* **STATED TASK**: Transcribe each line of the records below exactly, excluding any embedded images.

(Stored entries)
— Begin —

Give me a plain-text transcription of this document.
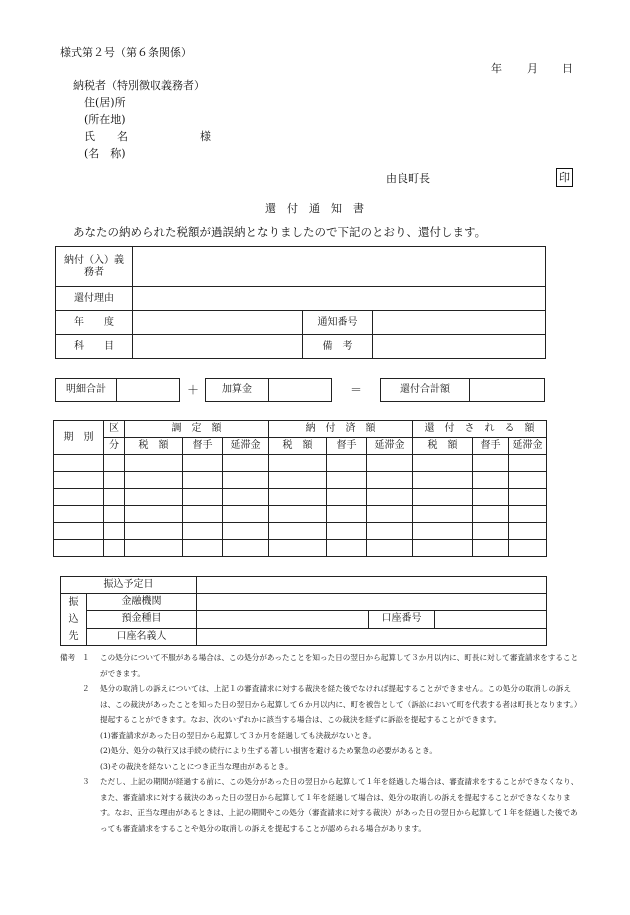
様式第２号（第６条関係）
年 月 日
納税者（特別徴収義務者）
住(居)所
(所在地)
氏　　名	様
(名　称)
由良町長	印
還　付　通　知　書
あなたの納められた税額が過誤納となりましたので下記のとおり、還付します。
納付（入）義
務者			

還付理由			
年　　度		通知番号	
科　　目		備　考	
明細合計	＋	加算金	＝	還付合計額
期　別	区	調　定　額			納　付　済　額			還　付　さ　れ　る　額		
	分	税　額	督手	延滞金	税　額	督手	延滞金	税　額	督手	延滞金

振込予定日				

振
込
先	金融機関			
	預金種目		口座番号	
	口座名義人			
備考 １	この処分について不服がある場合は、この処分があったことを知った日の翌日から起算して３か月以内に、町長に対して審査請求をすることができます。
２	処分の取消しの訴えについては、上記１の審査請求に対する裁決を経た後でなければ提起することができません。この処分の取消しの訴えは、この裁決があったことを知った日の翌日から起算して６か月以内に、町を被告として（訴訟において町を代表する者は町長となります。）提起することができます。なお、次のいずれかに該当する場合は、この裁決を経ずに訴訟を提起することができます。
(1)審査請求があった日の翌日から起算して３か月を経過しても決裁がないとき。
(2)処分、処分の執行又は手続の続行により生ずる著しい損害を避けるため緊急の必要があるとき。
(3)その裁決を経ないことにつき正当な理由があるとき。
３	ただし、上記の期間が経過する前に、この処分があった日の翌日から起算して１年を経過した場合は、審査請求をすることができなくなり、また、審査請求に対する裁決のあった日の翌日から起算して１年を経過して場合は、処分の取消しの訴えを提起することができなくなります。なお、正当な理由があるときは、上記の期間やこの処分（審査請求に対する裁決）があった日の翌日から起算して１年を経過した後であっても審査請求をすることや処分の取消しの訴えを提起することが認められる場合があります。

— End —

* **REPLY**:
Give me a plain-text transcription of this document.
様式第２号（第６条関係）
年 月 日
納税者（特別徴収義務者）
住(居)所
(所在地)
氏　　名	様
(名　称)
由良町長	印
還　付　通　知　書
あなたの納められた税額が過誤納となりましたので下記のとおり、還付します。
納付（入）義
務者			

還付理由			
年　　度		通知番号	
科　　目		備　考	
明細合計	＋	加算金	＝	還付合計額
期　別	区	調　定　額			納　付　済　額			還　付　さ　れ　る　額		
	分	税　額	督手	延滞金	税　額	督手	延滞金	税　額	督手	延滞金

振込予定日				

振
込
先	金融機関			
	預金種目		口座番号	
	口座名義人			
備考 １	この処分について不服がある場合は、この処分があったことを知った日の翌日から起算して３か月以内に、町長に対して審査請求をすることができます。
２	処分の取消しの訴えについては、上記１の審査請求に対する裁決を経た後でなければ提起することができません。この処分の取消しの訴えは、この裁決があったことを知った日の翌日から起算して６か月以内に、町を被告として（訴訟において町を代表する者は町長となります。）提起することができます。なお、次のいずれかに該当する場合は、この裁決を経ずに訴訟を提起することができます。
(1)審査請求があった日の翌日から起算して３か月を経過しても決裁がないとき。
(2)処分、処分の執行又は手続の続行により生ずる著しい損害を避けるため緊急の必要があるとき。
(3)その裁決を経ないことにつき正当な理由があるとき。
３	ただし、上記の期間が経過する前に、この処分があった日の翌日から起算して１年を経過した場合は、審査請求をすることができなくなり、また、審査請求に対する裁決のあった日の翌日から起算して１年を経過して場合は、処分の取消しの訴えを提起することができなくなります。なお、正当な理由があるときは、上記の期間やこの処分（審査請求に対する裁決）があった日の翌日から起算して１年を経過した後であっても審査請求をすることや処分の取消しの訴えを提起することが認められる場合があります。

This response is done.